WORK REQUIRED:
Give every entry again, word for word.
— START DATA ENTRIES —
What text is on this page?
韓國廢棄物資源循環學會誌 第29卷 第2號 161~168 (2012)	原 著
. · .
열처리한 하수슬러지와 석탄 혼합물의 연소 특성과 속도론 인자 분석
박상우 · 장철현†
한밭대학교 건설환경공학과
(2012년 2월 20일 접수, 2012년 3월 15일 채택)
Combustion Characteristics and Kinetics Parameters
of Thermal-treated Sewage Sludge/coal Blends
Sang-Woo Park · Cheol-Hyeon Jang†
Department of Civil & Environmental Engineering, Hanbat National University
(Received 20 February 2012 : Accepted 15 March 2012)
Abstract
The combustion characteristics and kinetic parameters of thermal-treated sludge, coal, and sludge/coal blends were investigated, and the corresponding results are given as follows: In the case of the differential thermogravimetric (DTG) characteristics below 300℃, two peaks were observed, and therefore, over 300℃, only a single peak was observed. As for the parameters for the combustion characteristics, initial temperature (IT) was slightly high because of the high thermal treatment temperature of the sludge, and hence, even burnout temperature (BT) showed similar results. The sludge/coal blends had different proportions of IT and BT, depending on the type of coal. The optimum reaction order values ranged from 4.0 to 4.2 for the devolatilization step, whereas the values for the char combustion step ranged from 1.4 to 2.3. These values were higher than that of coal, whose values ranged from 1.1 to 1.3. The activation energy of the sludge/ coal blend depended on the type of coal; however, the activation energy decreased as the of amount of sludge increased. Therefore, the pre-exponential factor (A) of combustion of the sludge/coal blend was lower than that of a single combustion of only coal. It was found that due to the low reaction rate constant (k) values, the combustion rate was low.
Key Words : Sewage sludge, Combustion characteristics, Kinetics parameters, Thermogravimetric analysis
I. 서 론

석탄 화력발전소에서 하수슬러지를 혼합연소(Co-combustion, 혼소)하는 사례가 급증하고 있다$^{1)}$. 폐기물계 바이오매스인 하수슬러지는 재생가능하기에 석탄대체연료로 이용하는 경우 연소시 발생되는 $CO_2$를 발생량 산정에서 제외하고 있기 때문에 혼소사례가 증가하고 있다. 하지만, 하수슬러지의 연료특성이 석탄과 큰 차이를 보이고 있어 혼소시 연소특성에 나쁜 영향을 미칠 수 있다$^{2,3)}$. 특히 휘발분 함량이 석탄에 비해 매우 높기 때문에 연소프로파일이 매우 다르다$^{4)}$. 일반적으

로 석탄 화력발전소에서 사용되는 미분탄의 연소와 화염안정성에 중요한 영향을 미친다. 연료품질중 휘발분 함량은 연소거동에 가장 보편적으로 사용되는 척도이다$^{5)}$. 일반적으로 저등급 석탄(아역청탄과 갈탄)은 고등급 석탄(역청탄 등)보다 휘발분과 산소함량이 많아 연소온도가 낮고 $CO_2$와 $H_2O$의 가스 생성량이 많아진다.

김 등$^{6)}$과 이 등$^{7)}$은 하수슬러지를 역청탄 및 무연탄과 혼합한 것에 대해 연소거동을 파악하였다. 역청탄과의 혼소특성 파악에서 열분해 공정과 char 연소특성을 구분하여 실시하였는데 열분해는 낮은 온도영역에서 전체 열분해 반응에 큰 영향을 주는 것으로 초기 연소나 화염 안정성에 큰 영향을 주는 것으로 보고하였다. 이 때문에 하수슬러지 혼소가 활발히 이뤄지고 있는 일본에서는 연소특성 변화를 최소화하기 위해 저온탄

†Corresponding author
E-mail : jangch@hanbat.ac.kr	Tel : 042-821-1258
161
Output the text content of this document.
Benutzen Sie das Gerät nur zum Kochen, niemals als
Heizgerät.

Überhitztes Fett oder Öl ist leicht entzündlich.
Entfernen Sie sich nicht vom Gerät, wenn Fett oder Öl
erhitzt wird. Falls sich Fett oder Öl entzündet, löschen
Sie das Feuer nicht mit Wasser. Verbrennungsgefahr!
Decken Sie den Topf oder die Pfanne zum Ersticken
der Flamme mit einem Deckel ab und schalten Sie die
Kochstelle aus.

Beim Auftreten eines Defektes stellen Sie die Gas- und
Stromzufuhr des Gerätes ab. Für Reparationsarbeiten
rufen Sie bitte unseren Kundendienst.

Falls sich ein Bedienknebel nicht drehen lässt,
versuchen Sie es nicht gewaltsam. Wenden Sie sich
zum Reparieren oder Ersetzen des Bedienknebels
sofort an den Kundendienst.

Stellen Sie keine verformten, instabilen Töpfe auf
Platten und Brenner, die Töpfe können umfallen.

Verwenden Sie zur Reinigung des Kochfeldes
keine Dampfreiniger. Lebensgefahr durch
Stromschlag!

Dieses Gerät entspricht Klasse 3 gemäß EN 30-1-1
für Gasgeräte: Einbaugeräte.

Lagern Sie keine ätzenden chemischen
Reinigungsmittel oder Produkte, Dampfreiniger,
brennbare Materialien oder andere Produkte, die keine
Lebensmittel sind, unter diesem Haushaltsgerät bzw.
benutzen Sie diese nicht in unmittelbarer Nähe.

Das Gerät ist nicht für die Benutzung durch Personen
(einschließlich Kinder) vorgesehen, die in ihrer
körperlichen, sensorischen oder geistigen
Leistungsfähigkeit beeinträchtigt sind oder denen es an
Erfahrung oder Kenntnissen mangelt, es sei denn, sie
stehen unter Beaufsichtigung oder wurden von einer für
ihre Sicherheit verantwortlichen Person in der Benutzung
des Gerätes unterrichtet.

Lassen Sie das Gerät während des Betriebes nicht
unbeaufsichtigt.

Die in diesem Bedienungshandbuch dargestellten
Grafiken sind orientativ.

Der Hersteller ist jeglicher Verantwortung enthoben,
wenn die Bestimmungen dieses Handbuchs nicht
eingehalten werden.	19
— END DATA ENTRIES —
FINISHED EXERCISE:
What text is on this page?
韓國廢棄物資源循環學會誌 第29卷 第2號 161~168 (2012)	原 著
. · .
열처리한 하수슬러지와 석탄 혼합물의 연소 특성과 속도론 인자 분석
박상우 · 장철현†
한밭대학교 건설환경공학과
(2012년 2월 20일 접수, 2012년 3월 15일 채택)
Combustion Characteristics and Kinetics Parameters
of Thermal-treated Sewage Sludge/coal Blends
Sang-Woo Park · Cheol-Hyeon Jang†
Department of Civil & Environmental Engineering, Hanbat National University
(Received 20 February 2012 : Accepted 15 March 2012)
Abstract
The combustion characteristics and kinetic parameters of thermal-treated sludge, coal, and sludge/coal blends were investigated, and the corresponding results are given as follows: In the case of the differential thermogravimetric (DTG) characteristics below 300℃, two peaks were observed, and therefore, over 300℃, only a single peak was observed. As for the parameters for the combustion characteristics, initial temperature (IT) was slightly high because of the high thermal treatment temperature of the sludge, and hence, even burnout temperature (BT) showed similar results. The sludge/coal blends had different proportions of IT and BT, depending on the type of coal. The optimum reaction order values ranged from 4.0 to 4.2 for the devolatilization step, whereas the values for the char combustion step ranged from 1.4 to 2.3. These values were higher than that of coal, whose values ranged from 1.1 to 1.3. The activation energy of the sludge/ coal blend depended on the type of coal; however, the activation energy decreased as the of amount of sludge increased. Therefore, the pre-exponential factor (A) of combustion of the sludge/coal blend was lower than that of a single combustion of only coal. It was found that due to the low reaction rate constant (k) values, the combustion rate was low.
Key Words : Sewage sludge, Combustion characteristics, Kinetics parameters, Thermogravimetric analysis
I. 서 론

석탄 화력발전소에서 하수슬러지를 혼합연소(Co-combustion, 혼소)하는 사례가 급증하고 있다$^{1)}$. 폐기물계 바이오매스인 하수슬러지는 재생가능하기에 석탄대체연료로 이용하는 경우 연소시 발생되는 $CO_2$를 발생량 산정에서 제외하고 있기 때문에 혼소사례가 증가하고 있다. 하지만, 하수슬러지의 연료특성이 석탄과 큰 차이를 보이고 있어 혼소시 연소특성에 나쁜 영향을 미칠 수 있다$^{2,3)}$. 특히 휘발분 함량이 석탄에 비해 매우 높기 때문에 연소프로파일이 매우 다르다$^{4)}$. 일반적으

로 석탄 화력발전소에서 사용되는 미분탄의 연소와 화염안정성에 중요한 영향을 미친다. 연료품질중 휘발분 함량은 연소거동에 가장 보편적으로 사용되는 척도이다$^{5)}$. 일반적으로 저등급 석탄(아역청탄과 갈탄)은 고등급 석탄(역청탄 등)보다 휘발분과 산소함량이 많아 연소온도가 낮고 $CO_2$와 $H_2O$의 가스 생성량이 많아진다.

김 등$^{6)}$과 이 등$^{7)}$은 하수슬러지를 역청탄 및 무연탄과 혼합한 것에 대해 연소거동을 파악하였다. 역청탄과의 혼소특성 파악에서 열분해 공정과 char 연소특성을 구분하여 실시하였는데 열분해는 낮은 온도영역에서 전체 열분해 반응에 큰 영향을 주는 것으로 초기 연소나 화염 안정성에 큰 영향을 주는 것으로 보고하였다. 이 때문에 하수슬러지 혼소가 활발히 이뤄지고 있는 일본에서는 연소특성 변화를 최소화하기 위해 저온탄

†Corresponding author
E-mail : jangch@hanbat.ac.kr	Tel : 042-821-1258
161
Output the text content of this document.
Benutzen Sie das Gerät nur zum Kochen, niemals als
Heizgerät.

Überhitztes Fett oder Öl ist leicht entzündlich.
Entfernen Sie sich nicht vom Gerät, wenn Fett oder Öl
erhitzt wird. Falls sich Fett oder Öl entzündet, löschen
Sie das Feuer nicht mit Wasser. Verbrennungsgefahr!
Decken Sie den Topf oder die Pfanne zum Ersticken
der Flamme mit einem Deckel ab und schalten Sie die
Kochstelle aus.

Beim Auftreten eines Defektes stellen Sie die Gas- und
Stromzufuhr des Gerätes ab. Für Reparationsarbeiten
rufen Sie bitte unseren Kundendienst.

Falls sich ein Bedienknebel nicht drehen lässt,
versuchen Sie es nicht gewaltsam. Wenden Sie sich
zum Reparieren oder Ersetzen des Bedienknebels
sofort an den Kundendienst.

Stellen Sie keine verformten, instabilen Töpfe auf
Platten und Brenner, die Töpfe können umfallen.

Verwenden Sie zur Reinigung des Kochfeldes
keine Dampfreiniger. Lebensgefahr durch
Stromschlag!

Dieses Gerät entspricht Klasse 3 gemäß EN 30-1-1
für Gasgeräte: Einbaugeräte.

Lagern Sie keine ätzenden chemischen
Reinigungsmittel oder Produkte, Dampfreiniger,
brennbare Materialien oder andere Produkte, die keine
Lebensmittel sind, unter diesem Haushaltsgerät bzw.
benutzen Sie diese nicht in unmittelbarer Nähe.

Das Gerät ist nicht für die Benutzung durch Personen
(einschließlich Kinder) vorgesehen, die in ihrer
körperlichen, sensorischen oder geistigen
Leistungsfähigkeit beeinträchtigt sind oder denen es an
Erfahrung oder Kenntnissen mangelt, es sei denn, sie
stehen unter Beaufsichtigung oder wurden von einer für
ihre Sicherheit verantwortlichen Person in der Benutzung
des Gerätes unterrichtet.

Lassen Sie das Gerät während des Betriebes nicht
unbeaufsichtigt.

Die in diesem Bedienungshandbuch dargestellten
Grafiken sind orientativ.

Der Hersteller ist jeglicher Verantwortung enthoben,
wenn die Bestimmungen dieses Handbuchs nicht
eingehalten werden.	19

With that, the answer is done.